● SHORT PROBLEM:
Repeat the whole listing exactly.

Records that describe figures
- - -

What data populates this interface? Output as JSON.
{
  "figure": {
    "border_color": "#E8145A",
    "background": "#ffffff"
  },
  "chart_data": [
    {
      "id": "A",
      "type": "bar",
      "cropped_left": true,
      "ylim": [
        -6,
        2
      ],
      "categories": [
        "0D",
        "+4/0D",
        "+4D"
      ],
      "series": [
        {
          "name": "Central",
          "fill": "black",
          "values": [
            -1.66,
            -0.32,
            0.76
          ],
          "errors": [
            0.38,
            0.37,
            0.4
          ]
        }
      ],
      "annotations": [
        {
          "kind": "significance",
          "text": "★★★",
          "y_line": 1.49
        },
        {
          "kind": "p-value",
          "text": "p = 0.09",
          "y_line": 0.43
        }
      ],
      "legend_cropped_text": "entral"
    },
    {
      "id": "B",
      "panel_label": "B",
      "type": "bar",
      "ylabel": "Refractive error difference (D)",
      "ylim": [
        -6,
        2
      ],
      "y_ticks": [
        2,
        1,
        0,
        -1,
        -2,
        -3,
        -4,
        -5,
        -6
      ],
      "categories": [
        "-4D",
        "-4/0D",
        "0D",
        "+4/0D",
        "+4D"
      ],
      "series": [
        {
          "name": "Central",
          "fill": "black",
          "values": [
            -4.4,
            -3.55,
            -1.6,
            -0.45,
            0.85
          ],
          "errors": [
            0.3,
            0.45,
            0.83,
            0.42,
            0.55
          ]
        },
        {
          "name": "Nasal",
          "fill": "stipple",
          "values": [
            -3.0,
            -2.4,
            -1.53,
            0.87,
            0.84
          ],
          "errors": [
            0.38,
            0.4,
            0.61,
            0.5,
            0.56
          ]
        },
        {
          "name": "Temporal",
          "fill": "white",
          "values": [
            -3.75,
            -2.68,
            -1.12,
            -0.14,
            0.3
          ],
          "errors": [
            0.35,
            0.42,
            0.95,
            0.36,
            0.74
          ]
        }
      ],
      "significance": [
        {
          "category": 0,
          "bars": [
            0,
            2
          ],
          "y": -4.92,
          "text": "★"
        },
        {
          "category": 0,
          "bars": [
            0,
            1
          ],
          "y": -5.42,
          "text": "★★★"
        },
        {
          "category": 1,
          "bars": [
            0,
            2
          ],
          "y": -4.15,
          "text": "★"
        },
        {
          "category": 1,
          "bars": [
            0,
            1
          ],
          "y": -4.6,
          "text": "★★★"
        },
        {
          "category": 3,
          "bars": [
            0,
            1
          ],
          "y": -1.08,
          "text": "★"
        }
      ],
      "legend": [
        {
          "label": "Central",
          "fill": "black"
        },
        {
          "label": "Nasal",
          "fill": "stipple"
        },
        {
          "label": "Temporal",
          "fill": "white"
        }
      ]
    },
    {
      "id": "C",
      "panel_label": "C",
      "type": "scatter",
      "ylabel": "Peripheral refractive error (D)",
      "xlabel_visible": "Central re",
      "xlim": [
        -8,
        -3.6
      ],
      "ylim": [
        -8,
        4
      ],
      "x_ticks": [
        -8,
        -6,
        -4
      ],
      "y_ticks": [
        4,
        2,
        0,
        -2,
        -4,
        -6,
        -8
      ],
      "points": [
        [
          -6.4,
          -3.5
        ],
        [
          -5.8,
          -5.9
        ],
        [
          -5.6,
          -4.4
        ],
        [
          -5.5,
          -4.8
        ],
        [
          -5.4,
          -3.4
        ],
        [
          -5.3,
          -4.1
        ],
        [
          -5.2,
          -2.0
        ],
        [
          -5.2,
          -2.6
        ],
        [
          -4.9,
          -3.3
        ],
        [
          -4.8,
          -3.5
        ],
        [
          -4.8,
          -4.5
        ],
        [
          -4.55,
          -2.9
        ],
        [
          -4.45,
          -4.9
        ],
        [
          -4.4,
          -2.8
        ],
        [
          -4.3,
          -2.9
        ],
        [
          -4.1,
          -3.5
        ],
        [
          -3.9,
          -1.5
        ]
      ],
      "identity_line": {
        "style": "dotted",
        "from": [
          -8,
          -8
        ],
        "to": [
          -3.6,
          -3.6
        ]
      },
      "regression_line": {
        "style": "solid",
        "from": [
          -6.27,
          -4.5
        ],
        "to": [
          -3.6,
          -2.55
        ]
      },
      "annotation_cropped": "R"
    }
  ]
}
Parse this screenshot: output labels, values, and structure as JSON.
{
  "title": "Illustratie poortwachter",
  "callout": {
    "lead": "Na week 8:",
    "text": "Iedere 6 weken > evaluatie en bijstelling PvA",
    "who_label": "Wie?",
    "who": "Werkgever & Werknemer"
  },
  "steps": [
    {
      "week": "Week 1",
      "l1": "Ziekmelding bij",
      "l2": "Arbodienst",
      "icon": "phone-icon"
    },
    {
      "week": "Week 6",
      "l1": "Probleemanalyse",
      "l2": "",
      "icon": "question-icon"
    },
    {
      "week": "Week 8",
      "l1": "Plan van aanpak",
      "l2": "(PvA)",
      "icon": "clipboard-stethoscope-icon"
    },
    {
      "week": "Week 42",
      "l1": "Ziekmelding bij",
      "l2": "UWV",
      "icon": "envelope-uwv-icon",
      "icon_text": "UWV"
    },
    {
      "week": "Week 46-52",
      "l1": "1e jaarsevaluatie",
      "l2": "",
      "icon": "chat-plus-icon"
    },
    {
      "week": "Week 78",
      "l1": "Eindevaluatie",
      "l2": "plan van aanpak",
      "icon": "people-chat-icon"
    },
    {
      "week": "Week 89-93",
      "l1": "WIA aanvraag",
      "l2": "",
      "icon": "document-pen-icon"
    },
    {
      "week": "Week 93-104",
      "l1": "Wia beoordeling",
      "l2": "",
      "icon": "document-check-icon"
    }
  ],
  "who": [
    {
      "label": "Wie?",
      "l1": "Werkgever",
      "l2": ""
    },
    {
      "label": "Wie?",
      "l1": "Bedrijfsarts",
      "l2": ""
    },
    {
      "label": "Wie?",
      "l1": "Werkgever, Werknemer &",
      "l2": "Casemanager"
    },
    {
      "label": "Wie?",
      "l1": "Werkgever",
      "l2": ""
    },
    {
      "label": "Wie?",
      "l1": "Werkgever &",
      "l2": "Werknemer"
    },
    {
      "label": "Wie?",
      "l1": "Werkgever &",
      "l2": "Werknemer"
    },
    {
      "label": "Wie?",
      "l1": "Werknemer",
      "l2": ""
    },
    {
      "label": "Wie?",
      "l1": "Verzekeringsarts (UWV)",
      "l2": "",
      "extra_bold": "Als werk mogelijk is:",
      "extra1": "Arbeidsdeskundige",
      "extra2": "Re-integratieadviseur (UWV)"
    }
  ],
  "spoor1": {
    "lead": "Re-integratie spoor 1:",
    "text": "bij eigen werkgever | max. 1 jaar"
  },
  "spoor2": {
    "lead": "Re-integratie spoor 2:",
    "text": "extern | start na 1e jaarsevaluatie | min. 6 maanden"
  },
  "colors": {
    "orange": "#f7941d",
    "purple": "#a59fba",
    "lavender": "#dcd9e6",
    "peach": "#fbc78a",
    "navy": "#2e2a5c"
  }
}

- - -

● RESULT OF THE EXERCISE:
What data populates this interface? Output as JSON.
{
  "figure": {
    "border_color": "#E8145A",
    "background": "#ffffff"
  },
  "chart_data": [
    {
      "id": "A",
      "type": "bar",
      "cropped_left": true,
      "ylim": [
        -6,
        2
      ],
      "categories": [
        "0D",
        "+4/0D",
        "+4D"
      ],
      "series": [
        {
          "name": "Central",
          "fill": "black",
          "values": [
            -1.66,
            -0.32,
            0.76
          ],
          "errors": [
            0.38,
            0.37,
            0.4
          ]
        }
      ],
      "annotations": [
        {
          "kind": "significance",
          "text": "★★★",
          "y_line": 1.49
        },
        {
          "kind": "p-value",
          "text": "p = 0.09",
          "y_line": 0.43
        }
      ],
      "legend_cropped_text": "entral"
    },
    {
      "id": "B",
      "panel_label": "B",
      "type": "bar",
      "ylabel": "Refractive error difference (D)",
      "ylim": [
        -6,
        2
      ],
      "y_ticks": [
        2,
        1,
        0,
        -1,
        -2,
        -3,
        -4,
        -5,
        -6
      ],
      "categories": [
        "-4D",
        "-4/0D",
        "0D",
        "+4/0D",
        "+4D"
      ],
      "series": [
        {
          "name": "Central",
          "fill": "black",
          "values": [
            -4.4,
            -3.55,
            -1.6,
            -0.45,
            0.85
          ],
          "errors": [
            0.3,
            0.45,
            0.83,
            0.42,
            0.55
          ]
        },
        {
          "name": "Nasal",
          "fill": "stipple",
          "values": [
            -3.0,
            -2.4,
            -1.53,
            0.87,
            0.84
          ],
          "errors": [
            0.38,
            0.4,
            0.61,
            0.5,
            0.56
          ]
        },
        {
          "name": "Temporal",
          "fill": "white",
          "values": [
            -3.75,
            -2.68,
            -1.12,
            -0.14,
            0.3
          ],
          "errors": [
            0.35,
            0.42,
            0.95,
            0.36,
            0.74
          ]
        }
      ],
      "significance": [
        {
          "category": 0,
          "bars": [
            0,
            2
          ],
          "y": -4.92,
          "text": "★"
        },
        {
          "category": 0,
          "bars": [
            0,
            1
          ],
          "y": -5.42,
          "text": "★★★"
        },
        {
          "category": 1,
          "bars": [
            0,
            2
          ],
          "y": -4.15,
          "text": "★"
        },
        {
          "category": 1,
          "bars": [
            0,
            1
          ],
          "y": -4.6,
          "text": "★★★"
        },
        {
          "category": 3,
          "bars": [
            0,
            1
          ],
          "y": -1.08,
          "text": "★"
        }
      ],
      "legend": [
        {
          "label": "Central",
          "fill": "black"
        },
        {
          "label": "Nasal",
          "fill": "stipple"
        },
        {
          "label": "Temporal",
          "fill": "white"
        }
      ]
    },
    {
      "id": "C",
      "panel_label": "C",
      "type": "scatter",
      "ylabel": "Peripheral refractive error (D)",
      "xlabel_visible": "Central re",
      "xlim": [
        -8,
        -3.6
      ],
      "ylim": [
        -8,
        4
      ],
      "x_ticks": [
        -8,
        -6,
        -4
      ],
      "y_ticks": [
        4,
        2,
        0,
        -2,
        -4,
        -6,
        -8
      ],
      "points": [
        [
          -6.4,
          -3.5
        ],
        [
          -5.8,
          -5.9
        ],
        [
          -5.6,
          -4.4
        ],
        [
          -5.5,
          -4.8
        ],
        [
          -5.4,
          -3.4
        ],
        [
          -5.3,
          -4.1
        ],
        [
          -5.2,
          -2.0
        ],
        [
          -5.2,
          -2.6
        ],
        [
          -4.9,
          -3.3
        ],
        [
          -4.8,
          -3.5
        ],
        [
          -4.8,
          -4.5
        ],
        [
          -4.55,
          -2.9
        ],
        [
          -4.45,
          -4.9
        ],
        [
          -4.4,
          -2.8
        ],
        [
          -4.3,
          -2.9
        ],
        [
          -4.1,
          -3.5
        ],
        [
          -3.9,
          -1.5
        ]
      ],
      "identity_line": {
        "style": "dotted",
        "from": [
          -8,
          -8
        ],
        "to": [
          -3.6,
          -3.6
        ]
      },
      "regression_line": {
        "style": "solid",
        "from": [
          -6.27,
          -4.5
        ],
        "to": [
          -3.6,
          -2.55
        ]
      },
      "annotation_cropped": "R"
    }
  ]
}
Parse this screenshot: output labels, values, and structure as JSON.
{
  "title": "Illustratie poortwachter",
  "callout": {
    "lead": "Na week 8:",
    "text": "Iedere 6 weken > evaluatie en bijstelling PvA",
    "who_label": "Wie?",
    "who": "Werkgever & Werknemer"
  },
  "steps": [
    {
      "week": "Week 1",
      "l1": "Ziekmelding bij",
      "l2": "Arbodienst",
      "icon": "phone-icon"
    },
    {
      "week": "Week 6",
      "l1": "Probleemanalyse",
      "l2": "",
      "icon": "question-icon"
    },
    {
      "week": "Week 8",
      "l1": "Plan van aanpak",
      "l2": "(PvA)",
      "icon": "clipboard-stethoscope-icon"
    },
    {
      "week": "Week 42",
      "l1": "Ziekmelding bij",
      "l2": "UWV",
      "icon": "envelope-uwv-icon",
      "icon_text": "UWV"
    },
    {
      "week": "Week 46-52",
      "l1": "1e jaarsevaluatie",
      "l2": "",
      "icon": "chat-plus-icon"
    },
    {
      "week": "Week 78",
      "l1": "Eindevaluatie",
      "l2": "plan van aanpak",
      "icon": "people-chat-icon"
    },
    {
      "week": "Week 89-93",
      "l1": "WIA aanvraag",
      "l2": "",
      "icon": "document-pen-icon"
    },
    {
      "week": "Week 93-104",
      "l1": "Wia beoordeling",
      "l2": "",
      "icon": "document-check-icon"
    }
  ],
  "who": [
    {
      "label": "Wie?",
      "l1": "Werkgever",
      "l2": ""
    },
    {
      "label": "Wie?",
      "l1": "Bedrijfsarts",
      "l2": ""
    },
    {
      "label": "Wie?",
      "l1": "Werkgever, Werknemer &",
      "l2": "Casemanager"
    },
    {
      "label": "Wie?",
      "l1": "Werkgever",
      "l2": ""
    },
    {
      "label": "Wie?",
      "l1": "Werkgever &",
      "l2": "Werknemer"
    },
    {
      "label": "Wie?",
      "l1": "Werkgever &",
      "l2": "Werknemer"
    },
    {
      "label": "Wie?",
      "l1": "Werknemer",
      "l2": ""
    },
    {
      "label": "Wie?",
      "l1": "Verzekeringsarts (UWV)",
      "l2": "",
      "extra_bold": "Als werk mogelijk is:",
      "extra1": "Arbeidsdeskundige",
      "extra2": "Re-integratieadviseur (UWV)"
    }
  ],
  "spoor1": {
    "lead": "Re-integratie spoor 1:",
    "text": "bij eigen werkgever | max. 1 jaar"
  },
  "spoor2": {
    "lead": "Re-integratie spoor 2:",
    "text": "extern | start na 1e jaarsevaluatie | min. 6 maanden"
  },
  "colors": {
    "orange": "#f7941d",
    "purple": "#a59fba",
    "lavender": "#dcd9e6",
    "peach": "#fbc78a",
    "navy": "#2e2a5c"
  }
}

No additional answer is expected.